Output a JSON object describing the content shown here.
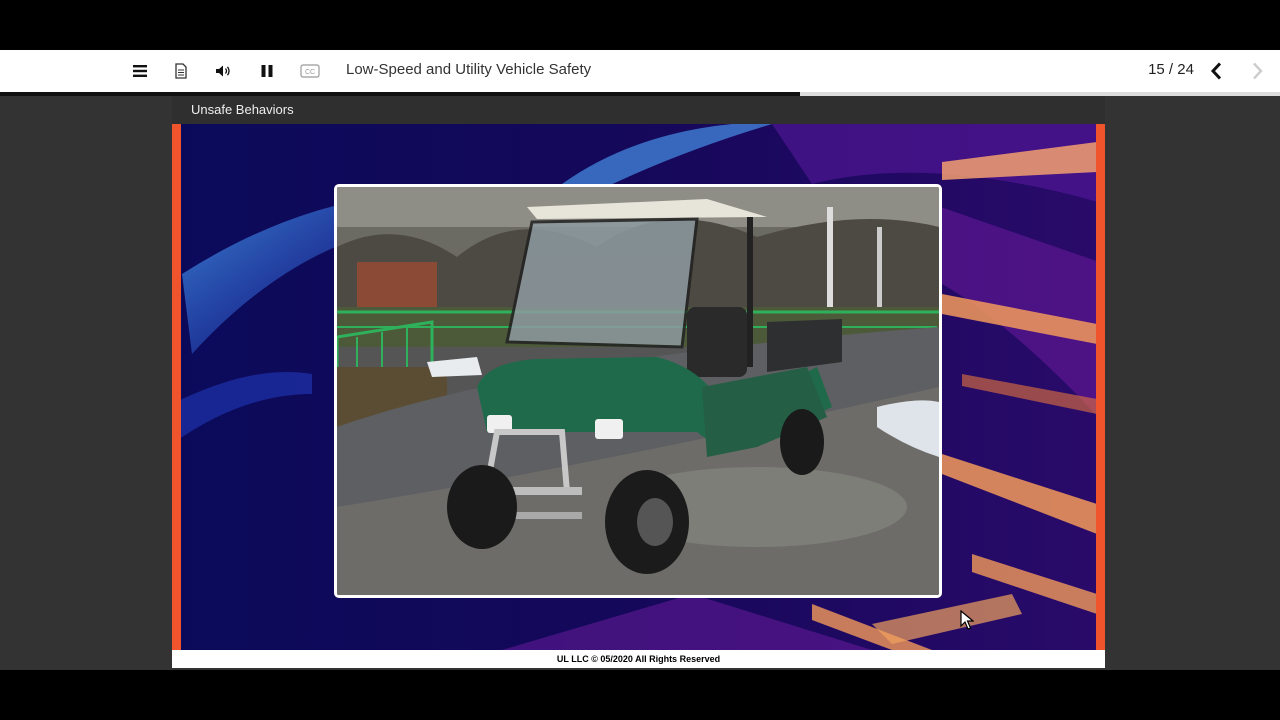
{
  "toolbar": {
    "menu_icon": "hamburger-menu-icon",
    "transcript_icon": "document-icon",
    "audio_icon": "speaker-volume-icon",
    "pause_icon": "pause-icon",
    "cc_icon": "closed-captions-icon",
    "cc_label": "CC",
    "title": "Low-Speed and Utility Vehicle Safety",
    "page_counter": "15 / 24",
    "prev_icon": "chevron-left-icon",
    "next_icon": "chevron-right-icon"
  },
  "progress": {
    "fraction": 0.625
  },
  "slide": {
    "section_title": "Unsafe Behaviors",
    "photo_subject": "green utility vehicle parked on a wet street",
    "footer": "UL LLC © 05/2020 All Rights Reserved"
  },
  "colors": {
    "slide_border_accent": "#f0542d",
    "slide_background": "#10074a",
    "vehicle_body": "#1f6a4a"
  }
}
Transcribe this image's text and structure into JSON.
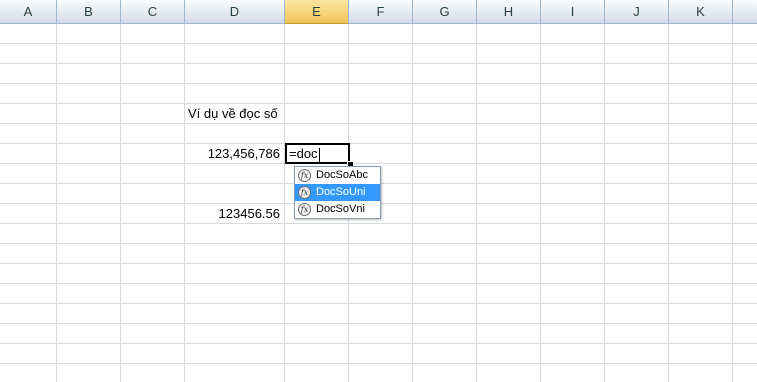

-=-=-

Task details:
Write out the records above once more, word for word, with no pictures.

Task response:
Output a JSON object describing the content shown here.
{
  "toolbar": {
    "menu_icon": "hamburger-menu-icon",
    "transcript_icon": "document-icon",
    "audio_icon": "speaker-volume-icon",
    "pause_icon": "pause-icon",
    "cc_icon": "closed-captions-icon",
    "cc_label": "CC",
    "title": "Low-Speed and Utility Vehicle Safety",
    "page_counter": "15 / 24",
    "prev_icon": "chevron-left-icon",
    "next_icon": "chevron-right-icon"
  },
  "progress": {
    "fraction": 0.625
  },
  "slide": {
    "section_title": "Unsafe Behaviors",
    "photo_subject": "green utility vehicle parked on a wet street",
    "footer": "UL LLC © 05/2020 All Rights Reserved"
  },
  "colors": {
    "slide_border_accent": "#f0542d",
    "slide_background": "#10074a",
    "vehicle_body": "#1f6a4a"
  }
}
Transcribe this image's text and structure into JSON.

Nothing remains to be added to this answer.